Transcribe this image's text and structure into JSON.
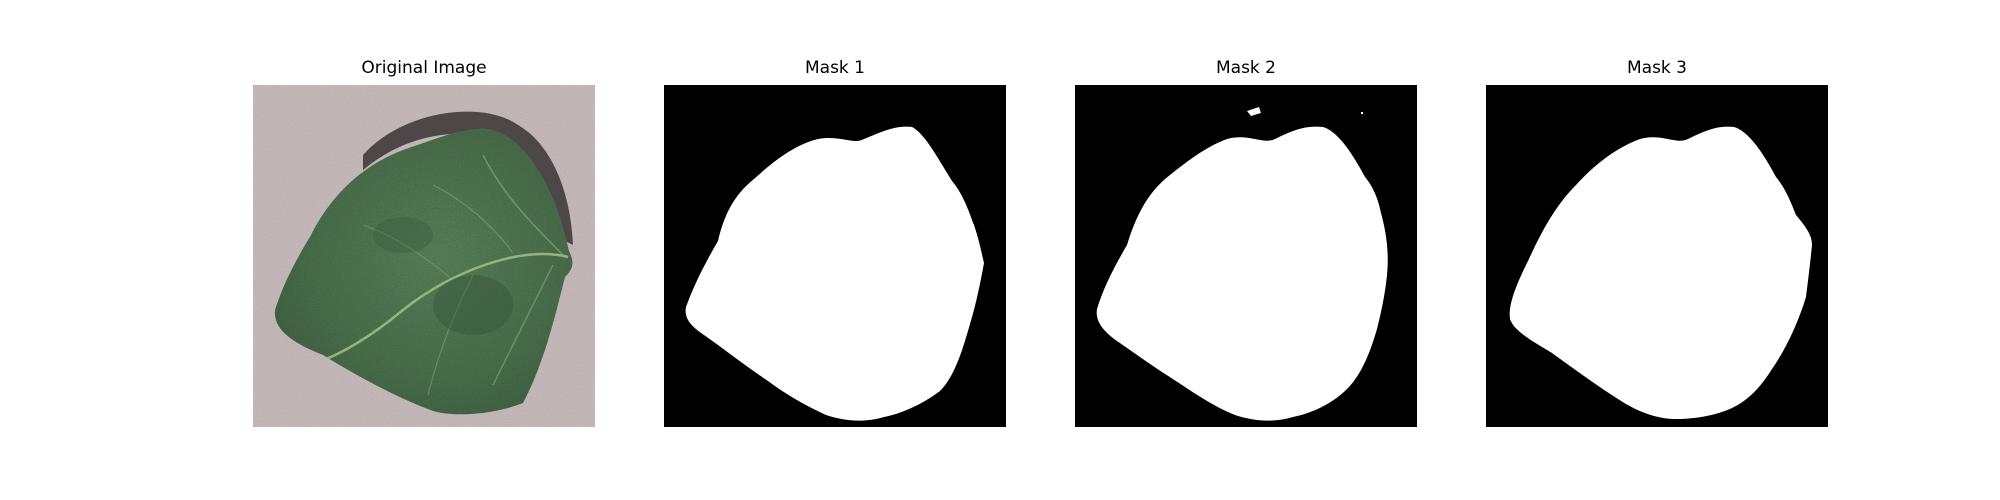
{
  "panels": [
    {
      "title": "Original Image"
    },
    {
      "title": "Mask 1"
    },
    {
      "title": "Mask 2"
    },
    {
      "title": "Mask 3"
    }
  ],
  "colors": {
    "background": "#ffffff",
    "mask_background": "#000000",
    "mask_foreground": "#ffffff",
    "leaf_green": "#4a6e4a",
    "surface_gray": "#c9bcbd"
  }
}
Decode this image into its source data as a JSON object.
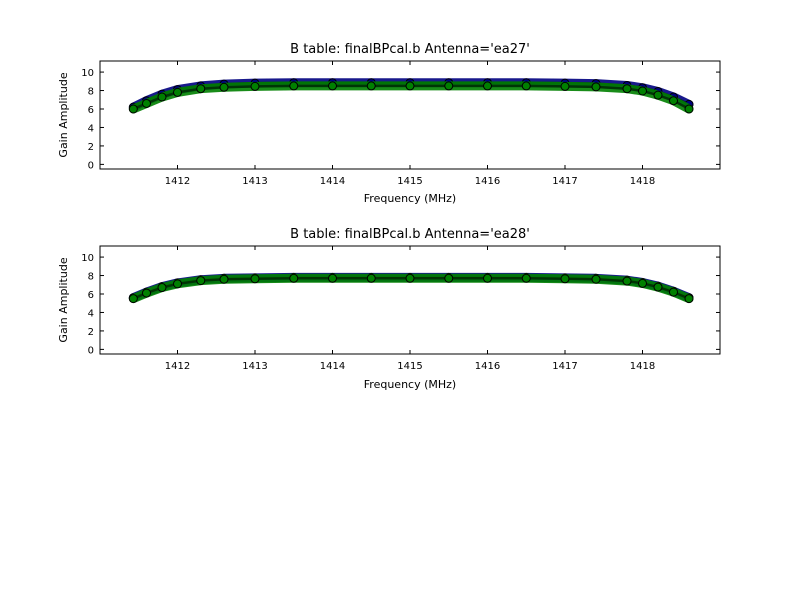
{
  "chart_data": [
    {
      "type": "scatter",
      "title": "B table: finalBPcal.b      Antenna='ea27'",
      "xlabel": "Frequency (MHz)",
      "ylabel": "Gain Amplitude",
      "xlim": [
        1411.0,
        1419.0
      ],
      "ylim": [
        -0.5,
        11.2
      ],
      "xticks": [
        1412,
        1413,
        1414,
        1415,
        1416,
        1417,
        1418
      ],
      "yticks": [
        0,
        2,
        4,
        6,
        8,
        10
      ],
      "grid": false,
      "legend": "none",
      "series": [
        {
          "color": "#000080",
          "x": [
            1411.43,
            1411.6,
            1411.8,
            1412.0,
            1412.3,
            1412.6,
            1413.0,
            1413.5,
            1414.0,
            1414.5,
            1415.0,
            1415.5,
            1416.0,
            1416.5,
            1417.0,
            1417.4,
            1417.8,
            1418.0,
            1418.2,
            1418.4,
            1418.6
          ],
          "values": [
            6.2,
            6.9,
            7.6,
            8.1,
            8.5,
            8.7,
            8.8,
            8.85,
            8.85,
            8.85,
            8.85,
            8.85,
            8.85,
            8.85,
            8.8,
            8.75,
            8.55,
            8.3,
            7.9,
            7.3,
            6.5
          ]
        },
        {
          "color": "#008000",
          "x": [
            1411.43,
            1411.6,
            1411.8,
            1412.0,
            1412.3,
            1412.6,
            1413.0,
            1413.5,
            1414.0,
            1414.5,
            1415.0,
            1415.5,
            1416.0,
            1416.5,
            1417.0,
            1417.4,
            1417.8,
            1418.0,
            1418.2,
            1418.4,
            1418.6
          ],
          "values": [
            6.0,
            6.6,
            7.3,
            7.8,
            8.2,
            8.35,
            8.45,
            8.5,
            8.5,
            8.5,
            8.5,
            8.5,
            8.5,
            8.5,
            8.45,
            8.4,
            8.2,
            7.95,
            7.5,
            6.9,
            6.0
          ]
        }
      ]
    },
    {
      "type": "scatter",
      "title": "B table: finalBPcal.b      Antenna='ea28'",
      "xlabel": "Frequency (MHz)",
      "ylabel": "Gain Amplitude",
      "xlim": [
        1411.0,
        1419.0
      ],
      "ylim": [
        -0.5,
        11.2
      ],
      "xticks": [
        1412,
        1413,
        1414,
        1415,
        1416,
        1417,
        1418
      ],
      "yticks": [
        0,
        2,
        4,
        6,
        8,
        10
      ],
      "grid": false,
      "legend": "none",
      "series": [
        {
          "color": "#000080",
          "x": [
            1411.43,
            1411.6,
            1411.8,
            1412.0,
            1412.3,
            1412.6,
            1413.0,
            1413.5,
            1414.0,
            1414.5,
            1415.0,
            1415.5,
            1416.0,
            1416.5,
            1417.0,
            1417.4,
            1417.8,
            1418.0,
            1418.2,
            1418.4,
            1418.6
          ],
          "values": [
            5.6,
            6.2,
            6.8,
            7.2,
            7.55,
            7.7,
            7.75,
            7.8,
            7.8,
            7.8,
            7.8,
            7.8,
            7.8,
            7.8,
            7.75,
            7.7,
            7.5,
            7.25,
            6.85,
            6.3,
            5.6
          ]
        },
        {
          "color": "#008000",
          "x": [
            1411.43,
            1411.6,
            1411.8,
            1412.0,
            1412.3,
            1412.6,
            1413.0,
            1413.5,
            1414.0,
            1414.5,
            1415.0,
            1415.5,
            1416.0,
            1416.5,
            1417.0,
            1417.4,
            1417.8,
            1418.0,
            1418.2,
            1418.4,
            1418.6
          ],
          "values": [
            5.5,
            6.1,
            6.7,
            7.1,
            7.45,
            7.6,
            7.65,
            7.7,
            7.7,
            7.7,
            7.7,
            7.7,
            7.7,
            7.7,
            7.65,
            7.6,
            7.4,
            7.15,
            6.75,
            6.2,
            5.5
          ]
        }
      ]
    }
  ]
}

----------------------------------------

The records above must be echoed exactly, minus their pictures.

▸ **RESPONSE TO THE EXERCISE**
Transcribe this image's text and structure into JSON.
{
  "panels": [
    {
      "title": "Original Image"
    },
    {
      "title": "Mask 1"
    },
    {
      "title": "Mask 2"
    },
    {
      "title": "Mask 3"
    }
  ],
  "colors": {
    "background": "#ffffff",
    "mask_background": "#000000",
    "mask_foreground": "#ffffff",
    "leaf_green": "#4a6e4a",
    "surface_gray": "#c9bcbd"
  }
}
Decode this image into its source data as a JSON object.
{
  "chart_data": [
    {
      "type": "scatter",
      "title": "B table: finalBPcal.b      Antenna='ea27'",
      "xlabel": "Frequency (MHz)",
      "ylabel": "Gain Amplitude",
      "xlim": [
        1411.0,
        1419.0
      ],
      "ylim": [
        -0.5,
        11.2
      ],
      "xticks": [
        1412,
        1413,
        1414,
        1415,
        1416,
        1417,
        1418
      ],
      "yticks": [
        0,
        2,
        4,
        6,
        8,
        10
      ],
      "grid": false,
      "legend": "none",
      "series": [
        {
          "color": "#000080",
          "x": [
            1411.43,
            1411.6,
            1411.8,
            1412.0,
            1412.3,
            1412.6,
            1413.0,
            1413.5,
            1414.0,
            1414.5,
            1415.0,
            1415.5,
            1416.0,
            1416.5,
            1417.0,
            1417.4,
            1417.8,
            1418.0,
            1418.2,
            1418.4,
            1418.6
          ],
          "values": [
            6.2,
            6.9,
            7.6,
            8.1,
            8.5,
            8.7,
            8.8,
            8.85,
            8.85,
            8.85,
            8.85,
            8.85,
            8.85,
            8.85,
            8.8,
            8.75,
            8.55,
            8.3,
            7.9,
            7.3,
            6.5
          ]
        },
        {
          "color": "#008000",
          "x": [
            1411.43,
            1411.6,
            1411.8,
            1412.0,
            1412.3,
            1412.6,
            1413.0,
            1413.5,
            1414.0,
            1414.5,
            1415.0,
            1415.5,
            1416.0,
            1416.5,
            1417.0,
            1417.4,
            1417.8,
            1418.0,
            1418.2,
            1418.4,
            1418.6
          ],
          "values": [
            6.0,
            6.6,
            7.3,
            7.8,
            8.2,
            8.35,
            8.45,
            8.5,
            8.5,
            8.5,
            8.5,
            8.5,
            8.5,
            8.5,
            8.45,
            8.4,
            8.2,
            7.95,
            7.5,
            6.9,
            6.0
          ]
        }
      ]
    },
    {
      "type": "scatter",
      "title": "B table: finalBPcal.b      Antenna='ea28'",
      "xlabel": "Frequency (MHz)",
      "ylabel": "Gain Amplitude",
      "xlim": [
        1411.0,
        1419.0
      ],
      "ylim": [
        -0.5,
        11.2
      ],
      "xticks": [
        1412,
        1413,
        1414,
        1415,
        1416,
        1417,
        1418
      ],
      "yticks": [
        0,
        2,
        4,
        6,
        8,
        10
      ],
      "grid": false,
      "legend": "none",
      "series": [
        {
          "color": "#000080",
          "x": [
            1411.43,
            1411.6,
            1411.8,
            1412.0,
            1412.3,
            1412.6,
            1413.0,
            1413.5,
            1414.0,
            1414.5,
            1415.0,
            1415.5,
            1416.0,
            1416.5,
            1417.0,
            1417.4,
            1417.8,
            1418.0,
            1418.2,
            1418.4,
            1418.6
          ],
          "values": [
            5.6,
            6.2,
            6.8,
            7.2,
            7.55,
            7.7,
            7.75,
            7.8,
            7.8,
            7.8,
            7.8,
            7.8,
            7.8,
            7.8,
            7.75,
            7.7,
            7.5,
            7.25,
            6.85,
            6.3,
            5.6
          ]
        },
        {
          "color": "#008000",
          "x": [
            1411.43,
            1411.6,
            1411.8,
            1412.0,
            1412.3,
            1412.6,
            1413.0,
            1413.5,
            1414.0,
            1414.5,
            1415.0,
            1415.5,
            1416.0,
            1416.5,
            1417.0,
            1417.4,
            1417.8,
            1418.0,
            1418.2,
            1418.4,
            1418.6
          ],
          "values": [
            5.5,
            6.1,
            6.7,
            7.1,
            7.45,
            7.6,
            7.65,
            7.7,
            7.7,
            7.7,
            7.7,
            7.7,
            7.7,
            7.7,
            7.65,
            7.6,
            7.4,
            7.15,
            6.75,
            6.2,
            5.5
          ]
        }
      ]
    }
  ]
}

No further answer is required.